-- Begin --

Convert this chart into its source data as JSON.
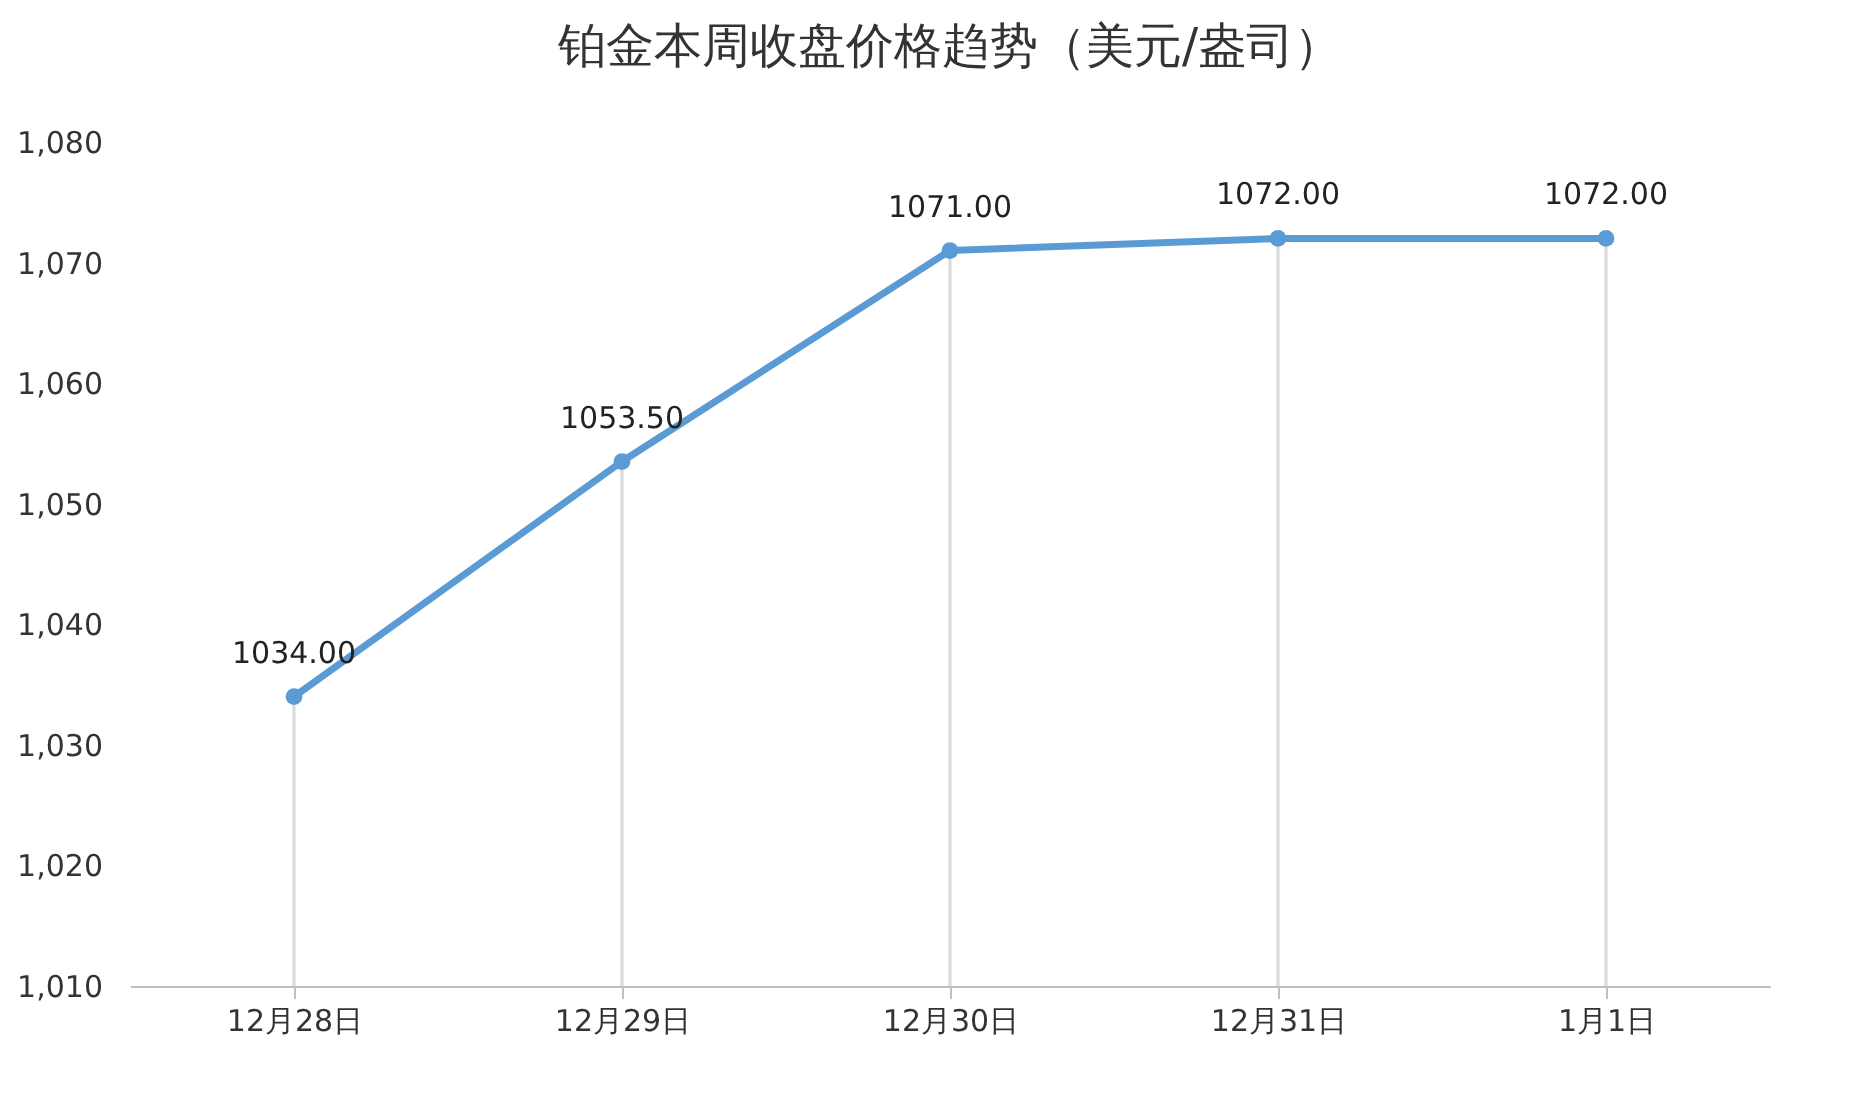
{
  "chart_data": {
    "type": "line",
    "title": "铂金本周收盘价格趋势（美元/盎司）",
    "categories": [
      "12月28日",
      "12月29日",
      "12月30日",
      "12月31日",
      "1月1日"
    ],
    "series": [
      {
        "color": "#5b9bd5",
        "values": [
          1034,
          1053.5,
          1071,
          1072,
          1072
        ],
        "value_labels": [
          "1034.00",
          "1053.50",
          "1071.00",
          "1072.00",
          "1072.00"
        ]
      }
    ],
    "ylim": [
      1010,
      1080
    ],
    "yticks": [
      {
        "value": 1010,
        "label": "1,010"
      },
      {
        "value": 1020,
        "label": "1,020"
      },
      {
        "value": 1030,
        "label": "1,030"
      },
      {
        "value": 1040,
        "label": "1,040"
      },
      {
        "value": 1050,
        "label": "1,050"
      },
      {
        "value": 1060,
        "label": "1,060"
      },
      {
        "value": 1070,
        "label": "1,070"
      },
      {
        "value": 1080,
        "label": "1,080"
      }
    ],
    "grid": "x",
    "legend": false,
    "marker": "circle",
    "line_style": "solid"
  }
}
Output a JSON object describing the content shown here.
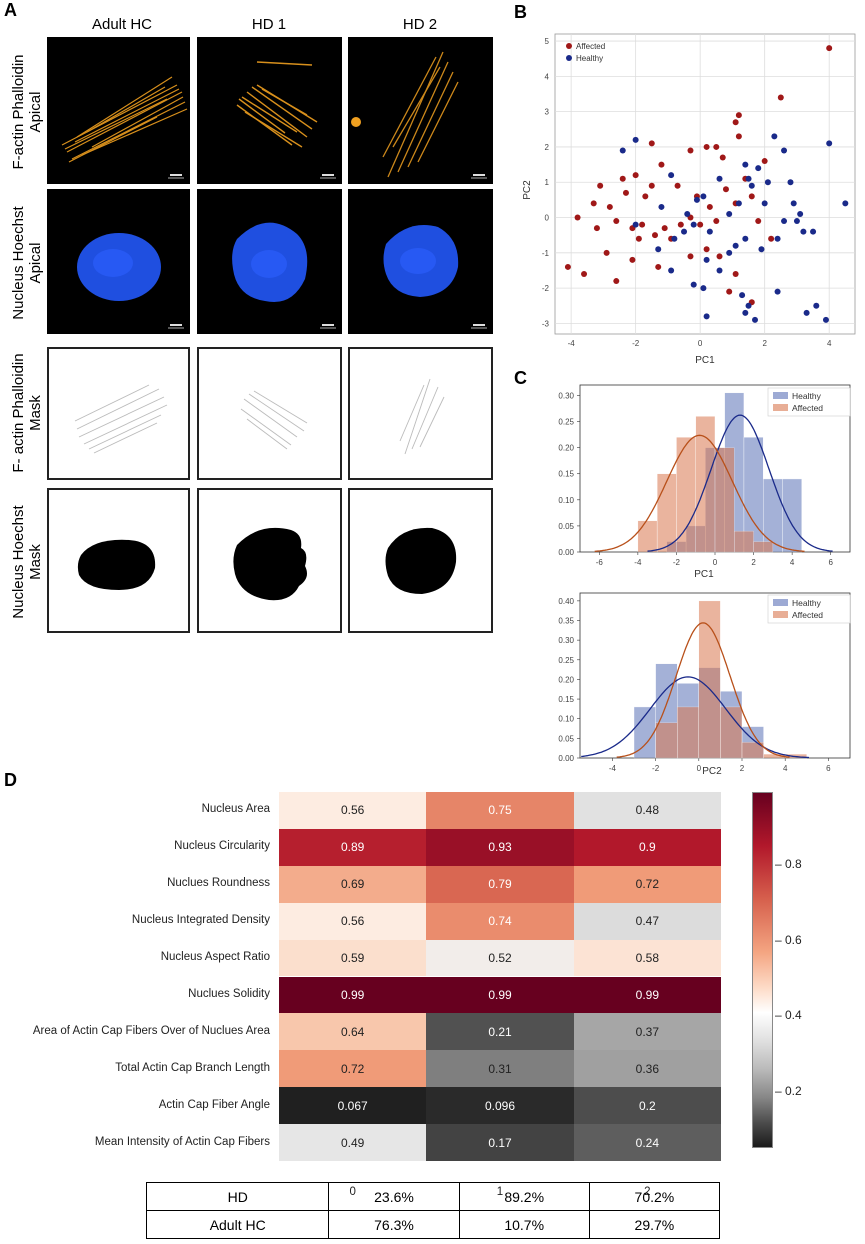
{
  "panels": {
    "a": "A",
    "b": "B",
    "c": "C",
    "d": "D"
  },
  "panel_a": {
    "columns": [
      "Adult HC",
      "HD 1",
      "HD 2"
    ],
    "rows": [
      [
        "F-actin Phalloidin",
        "Apical"
      ],
      [
        "Nucleus Hoechst",
        "Apical"
      ],
      [
        "F- actin Phalloidin",
        "Mask"
      ],
      [
        "Nucleus Hoechst",
        "Mask"
      ]
    ],
    "colors": {
      "actin": "#f0a020",
      "nucleus": "#1f4fe0",
      "mask": "#000000"
    }
  },
  "chart_data": [
    {
      "id": "B",
      "type": "scatter",
      "xlabel": "PC1",
      "ylabel": "PC2",
      "xlim": [
        -4.5,
        4.8
      ],
      "ylim": [
        -3.3,
        5.2
      ],
      "xticks": [
        -4,
        -2,
        0,
        2,
        4
      ],
      "yticks": [
        -3,
        -2,
        -1,
        0,
        1,
        2,
        3,
        4,
        5
      ],
      "grid": true,
      "legend": "top-left",
      "series": [
        {
          "name": "Affected",
          "color": "#a01818",
          "points": [
            [
              4,
              4.8
            ],
            [
              2.5,
              3.4
            ],
            [
              1.2,
              2.9
            ],
            [
              1.1,
              2.7
            ],
            [
              1.2,
              2.3
            ],
            [
              0.5,
              2.0
            ],
            [
              0.2,
              2.0
            ],
            [
              -0.3,
              1.9
            ],
            [
              -1.5,
              2.1
            ],
            [
              -1.2,
              1.5
            ],
            [
              -2,
              1.2
            ],
            [
              -2.4,
              1.1
            ],
            [
              -3.1,
              0.9
            ],
            [
              -1.5,
              0.9
            ],
            [
              -1.7,
              0.6
            ],
            [
              -2.3,
              0.7
            ],
            [
              -2.8,
              0.3
            ],
            [
              -3.3,
              0.4
            ],
            [
              -3.8,
              0
            ],
            [
              -3.2,
              -0.3
            ],
            [
              -2.6,
              -0.1
            ],
            [
              -2.1,
              -0.3
            ],
            [
              -1.8,
              -0.2
            ],
            [
              -1.4,
              -0.5
            ],
            [
              -1.1,
              -0.3
            ],
            [
              -0.9,
              -0.6
            ],
            [
              -0.6,
              -0.2
            ],
            [
              -0.3,
              0
            ],
            [
              0,
              -0.2
            ],
            [
              0.3,
              0.3
            ],
            [
              0.5,
              -0.1
            ],
            [
              0.8,
              0.8
            ],
            [
              1.1,
              0.4
            ],
            [
              1.4,
              1.1
            ],
            [
              1.6,
              0.6
            ],
            [
              1.8,
              -0.1
            ],
            [
              2.0,
              1.6
            ],
            [
              2.2,
              -0.6
            ],
            [
              0.6,
              -1.1
            ],
            [
              0.2,
              -0.9
            ],
            [
              -0.3,
              -1.1
            ],
            [
              -1.3,
              -1.4
            ],
            [
              -2.1,
              -1.2
            ],
            [
              -2.6,
              -1.8
            ],
            [
              -3.6,
              -1.6
            ],
            [
              -4.1,
              -1.4
            ],
            [
              1.1,
              -1.6
            ],
            [
              0.9,
              -2.1
            ],
            [
              1.6,
              -2.4
            ],
            [
              -0.7,
              0.9
            ],
            [
              -0.1,
              0.6
            ],
            [
              0.7,
              1.7
            ],
            [
              -1.9,
              -0.6
            ],
            [
              -2.9,
              -1.0
            ]
          ]
        },
        {
          "name": "Healthy",
          "color": "#1a2a8a",
          "points": [
            [
              4,
              2.1
            ],
            [
              4.5,
              0.4
            ],
            [
              3.9,
              -2.9
            ],
            [
              3.6,
              -2.5
            ],
            [
              3.3,
              -2.7
            ],
            [
              2.4,
              -2.1
            ],
            [
              1.7,
              -2.9
            ],
            [
              1.4,
              -2.7
            ],
            [
              1.5,
              -2.5
            ],
            [
              1.3,
              -2.2
            ],
            [
              0.2,
              -2.8
            ],
            [
              0.1,
              -2.0
            ],
            [
              -0.9,
              -1.5
            ],
            [
              -0.2,
              -1.9
            ],
            [
              0.2,
              -1.2
            ],
            [
              0.6,
              -1.5
            ],
            [
              0.9,
              -1.0
            ],
            [
              1.1,
              -0.8
            ],
            [
              1.4,
              -0.6
            ],
            [
              1.9,
              -0.9
            ],
            [
              2.4,
              -0.6
            ],
            [
              2.6,
              -0.1
            ],
            [
              2.9,
              0.4
            ],
            [
              3.1,
              0.1
            ],
            [
              3.2,
              -0.4
            ],
            [
              2.8,
              1.0
            ],
            [
              3.5,
              -0.4
            ],
            [
              2.1,
              1.0
            ],
            [
              2.0,
              0.4
            ],
            [
              1.6,
              0.9
            ],
            [
              1.5,
              1.1
            ],
            [
              1.4,
              1.5
            ],
            [
              2.3,
              2.3
            ],
            [
              0.6,
              1.1
            ],
            [
              0.1,
              0.6
            ],
            [
              -0.1,
              0.5
            ],
            [
              -0.2,
              -0.2
            ],
            [
              -0.5,
              -0.4
            ],
            [
              -0.8,
              -0.6
            ],
            [
              -1.3,
              -0.9
            ],
            [
              -2.0,
              -0.2
            ],
            [
              -2.4,
              1.9
            ],
            [
              -2.0,
              2.2
            ],
            [
              -0.9,
              1.2
            ],
            [
              -1.2,
              0.3
            ],
            [
              -0.4,
              0.1
            ],
            [
              0.3,
              -0.4
            ],
            [
              0.9,
              0.1
            ],
            [
              1.2,
              0.4
            ],
            [
              1.8,
              1.4
            ],
            [
              2.6,
              1.9
            ],
            [
              3.0,
              -0.1
            ]
          ]
        }
      ]
    },
    {
      "id": "C-top",
      "type": "histogram",
      "xlabel": "PC1",
      "xlim": [
        -7,
        7
      ],
      "ylim": [
        0,
        0.32
      ],
      "xticks": [
        -6,
        -4,
        -2,
        0,
        2,
        4,
        6
      ],
      "yticks": [
        0.0,
        0.05,
        0.1,
        0.15,
        0.2,
        0.25,
        0.3
      ],
      "legend": "top-right",
      "series": [
        {
          "name": "Healthy",
          "color": "#5b72b8",
          "bins": [
            [
              -2.5,
              -1.5,
              0.02
            ],
            [
              -1.5,
              -0.5,
              0.05
            ],
            [
              -0.5,
              0.5,
              0.2
            ],
            [
              0.5,
              1.5,
              0.305
            ],
            [
              1.5,
              2.5,
              0.22
            ],
            [
              2.5,
              3.5,
              0.14
            ],
            [
              3.5,
              4.5,
              0.14
            ]
          ],
          "kde_mu": 1.3,
          "kde_sigma": 1.5
        },
        {
          "name": "Affected",
          "color": "#d97850",
          "bins": [
            [
              -4,
              -3,
              0.06
            ],
            [
              -3,
              -2,
              0.15
            ],
            [
              -2,
              -1,
              0.22
            ],
            [
              -1,
              0,
              0.26
            ],
            [
              0,
              1,
              0.2
            ],
            [
              1,
              2,
              0.04
            ],
            [
              2,
              3,
              0.02
            ]
          ],
          "kde_mu": -0.8,
          "kde_sigma": 1.7
        }
      ]
    },
    {
      "id": "C-bottom",
      "type": "histogram",
      "xlabel": "PC2",
      "xlim": [
        -5.5,
        7
      ],
      "ylim": [
        0,
        0.42
      ],
      "xticks": [
        -4,
        -2,
        0,
        2,
        4,
        6
      ],
      "yticks": [
        0.0,
        0.05,
        0.1,
        0.15,
        0.2,
        0.25,
        0.3,
        0.35,
        0.4
      ],
      "legend": "top-right",
      "series": [
        {
          "name": "Healthy",
          "color": "#5b72b8",
          "bins": [
            [
              -3,
              -2,
              0.13
            ],
            [
              -2,
              -1,
              0.24
            ],
            [
              -1,
              0,
              0.19
            ],
            [
              0,
              1,
              0.23
            ],
            [
              1,
              2,
              0.17
            ],
            [
              2,
              3,
              0.08
            ]
          ],
          "kde_mu": -0.5,
          "kde_sigma": 1.75
        },
        {
          "name": "Affected",
          "color": "#d97850",
          "bins": [
            [
              -2,
              -1,
              0.09
            ],
            [
              -1,
              0,
              0.13
            ],
            [
              0,
              1,
              0.4
            ],
            [
              1,
              2,
              0.13
            ],
            [
              2,
              3,
              0.04
            ],
            [
              3,
              4,
              0.01
            ],
            [
              4,
              5,
              0.01
            ]
          ],
          "kde_mu": 0.2,
          "kde_sigma": 1.25
        }
      ]
    },
    {
      "id": "D",
      "type": "heatmap",
      "rows": [
        "Nucleus Area",
        "Nucleus Circularity",
        "Nuclues Roundness",
        "Nucleus Integrated Density",
        "Nucleus Aspect Ratio",
        "Nuclues Solidity",
        "Area of Actin Cap Fibers Over of Nuclues Area",
        "Total Actin Cap Branch Length",
        "Actin Cap Fiber Angle",
        "Mean Intensity of Actin Cap Fibers"
      ],
      "columns": [
        "0",
        "1",
        "2"
      ],
      "values": [
        [
          0.56,
          0.75,
          0.48
        ],
        [
          0.89,
          0.93,
          0.9
        ],
        [
          0.69,
          0.79,
          0.72
        ],
        [
          0.56,
          0.74,
          0.47
        ],
        [
          0.59,
          0.52,
          0.58
        ],
        [
          0.99,
          0.99,
          0.99
        ],
        [
          0.64,
          0.21,
          0.37
        ],
        [
          0.72,
          0.31,
          0.36
        ],
        [
          0.067,
          0.096,
          0.2
        ],
        [
          0.49,
          0.17,
          0.24
        ]
      ],
      "labels": [
        [
          "0.56",
          "0.75",
          "0.48"
        ],
        [
          "0.89",
          "0.93",
          "0.9"
        ],
        [
          "0.69",
          "0.79",
          "0.72"
        ],
        [
          "0.56",
          "0.74",
          "0.47"
        ],
        [
          "0.59",
          "0.52",
          "0.58"
        ],
        [
          "0.99",
          "0.99",
          "0.99"
        ],
        [
          "0.64",
          "0.21",
          "0.37"
        ],
        [
          "0.72",
          "0.31",
          "0.36"
        ],
        [
          "0.067",
          "0.096",
          "0.2"
        ],
        [
          "0.49",
          "0.17",
          "0.24"
        ]
      ],
      "colorbar": {
        "min": 0.05,
        "max": 0.99,
        "ticks": [
          "0.8",
          "0.6",
          "0.4",
          "0.2"
        ],
        "tick_values": [
          0.8,
          0.6,
          0.4,
          0.2
        ]
      }
    }
  ],
  "summary_table": {
    "rows": [
      {
        "label": "HD",
        "cells": [
          "23.6%",
          "89.2%",
          "70.2%"
        ]
      },
      {
        "label": "Adult HC",
        "cells": [
          "76.3%",
          "10.7%",
          "29.7%"
        ]
      }
    ]
  }
}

-- End --

Written task = Look through the records above and report how many lines hold the word "Area", giving only the number.

Solution for this task = 2